Task description:
Quote exactly, and only, the lines from the one with "Read all visible content and emit it as JSON." through the end of the listing.
-- Start of Information supplied --
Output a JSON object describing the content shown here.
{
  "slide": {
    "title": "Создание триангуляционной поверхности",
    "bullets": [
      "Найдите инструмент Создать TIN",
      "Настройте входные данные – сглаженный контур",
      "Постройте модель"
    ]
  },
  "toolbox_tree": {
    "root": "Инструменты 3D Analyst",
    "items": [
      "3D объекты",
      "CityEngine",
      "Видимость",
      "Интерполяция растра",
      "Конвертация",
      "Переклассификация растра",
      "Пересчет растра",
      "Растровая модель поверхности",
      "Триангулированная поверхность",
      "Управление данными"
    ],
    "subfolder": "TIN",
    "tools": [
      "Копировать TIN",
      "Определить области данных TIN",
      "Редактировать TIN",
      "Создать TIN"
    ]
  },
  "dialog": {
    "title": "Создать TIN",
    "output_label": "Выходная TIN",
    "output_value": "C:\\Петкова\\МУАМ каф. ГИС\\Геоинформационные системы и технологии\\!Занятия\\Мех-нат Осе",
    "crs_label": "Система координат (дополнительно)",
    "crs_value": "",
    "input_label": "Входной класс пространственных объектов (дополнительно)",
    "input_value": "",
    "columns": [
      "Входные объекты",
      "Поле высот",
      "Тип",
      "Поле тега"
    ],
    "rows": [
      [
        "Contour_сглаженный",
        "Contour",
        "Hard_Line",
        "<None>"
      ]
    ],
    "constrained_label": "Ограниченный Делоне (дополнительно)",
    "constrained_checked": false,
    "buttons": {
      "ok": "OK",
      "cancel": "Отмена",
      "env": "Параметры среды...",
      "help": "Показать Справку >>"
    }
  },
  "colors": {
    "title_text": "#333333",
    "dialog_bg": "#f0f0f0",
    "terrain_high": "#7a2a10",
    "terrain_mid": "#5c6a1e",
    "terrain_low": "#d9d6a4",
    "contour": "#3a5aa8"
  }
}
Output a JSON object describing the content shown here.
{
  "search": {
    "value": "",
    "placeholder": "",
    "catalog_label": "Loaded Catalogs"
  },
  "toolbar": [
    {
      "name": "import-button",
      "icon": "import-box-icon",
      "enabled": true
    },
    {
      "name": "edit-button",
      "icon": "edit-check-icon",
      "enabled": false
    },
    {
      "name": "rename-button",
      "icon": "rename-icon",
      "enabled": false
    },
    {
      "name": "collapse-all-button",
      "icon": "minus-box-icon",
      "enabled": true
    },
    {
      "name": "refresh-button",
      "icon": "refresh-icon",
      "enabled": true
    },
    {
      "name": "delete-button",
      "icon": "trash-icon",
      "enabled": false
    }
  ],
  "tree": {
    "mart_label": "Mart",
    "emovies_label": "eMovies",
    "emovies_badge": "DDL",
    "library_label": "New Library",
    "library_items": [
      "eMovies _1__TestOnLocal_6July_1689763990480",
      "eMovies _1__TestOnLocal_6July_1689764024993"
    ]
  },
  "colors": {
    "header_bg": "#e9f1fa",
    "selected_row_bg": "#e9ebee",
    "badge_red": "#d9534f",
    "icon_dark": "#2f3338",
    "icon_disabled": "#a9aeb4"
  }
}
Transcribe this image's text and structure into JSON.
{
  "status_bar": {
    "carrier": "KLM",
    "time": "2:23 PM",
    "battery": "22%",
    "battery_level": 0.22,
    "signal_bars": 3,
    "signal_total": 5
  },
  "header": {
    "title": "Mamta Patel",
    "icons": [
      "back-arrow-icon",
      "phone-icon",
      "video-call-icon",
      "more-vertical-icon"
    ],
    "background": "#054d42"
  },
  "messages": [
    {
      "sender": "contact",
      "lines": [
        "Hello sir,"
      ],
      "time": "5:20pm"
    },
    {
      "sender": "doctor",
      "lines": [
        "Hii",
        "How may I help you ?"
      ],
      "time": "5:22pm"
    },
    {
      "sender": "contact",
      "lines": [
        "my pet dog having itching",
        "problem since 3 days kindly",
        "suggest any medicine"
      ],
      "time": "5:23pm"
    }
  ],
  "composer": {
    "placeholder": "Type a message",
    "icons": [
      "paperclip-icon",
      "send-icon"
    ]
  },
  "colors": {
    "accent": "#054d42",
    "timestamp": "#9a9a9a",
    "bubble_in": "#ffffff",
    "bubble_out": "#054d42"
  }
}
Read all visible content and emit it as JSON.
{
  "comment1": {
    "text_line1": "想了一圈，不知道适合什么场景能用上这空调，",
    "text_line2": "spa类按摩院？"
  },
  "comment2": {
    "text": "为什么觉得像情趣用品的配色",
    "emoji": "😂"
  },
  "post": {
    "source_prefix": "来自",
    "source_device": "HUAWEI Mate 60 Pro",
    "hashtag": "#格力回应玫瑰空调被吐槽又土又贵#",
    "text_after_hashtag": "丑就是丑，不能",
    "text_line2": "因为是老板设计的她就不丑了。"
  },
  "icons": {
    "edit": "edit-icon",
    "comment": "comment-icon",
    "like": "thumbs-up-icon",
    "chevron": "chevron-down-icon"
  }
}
-- End of Information supplied --
The answer:
Read all visible content and emit it as JSON.
{
  "comment1": {
    "text_line1": "想了一圈，不知道适合什么场景能用上这空调，",
    "text_line2": "spa类按摩院？"
  },
  "comment2": {
    "text": "为什么觉得像情趣用品的配色",
    "emoji": "😂"
  },
  "post": {
    "source_prefix": "来自",
    "source_device": "HUAWEI Mate 60 Pro",
    "hashtag": "#格力回应玫瑰空调被吐槽又土又贵#",
    "text_after_hashtag": "丑就是丑，不能",
    "text_line2": "因为是老板设计的她就不丑了。"
  },
  "icons": {
    "edit": "edit-icon",
    "comment": "comment-icon",
    "like": "thumbs-up-icon",
    "chevron": "chevron-down-icon"
  }
}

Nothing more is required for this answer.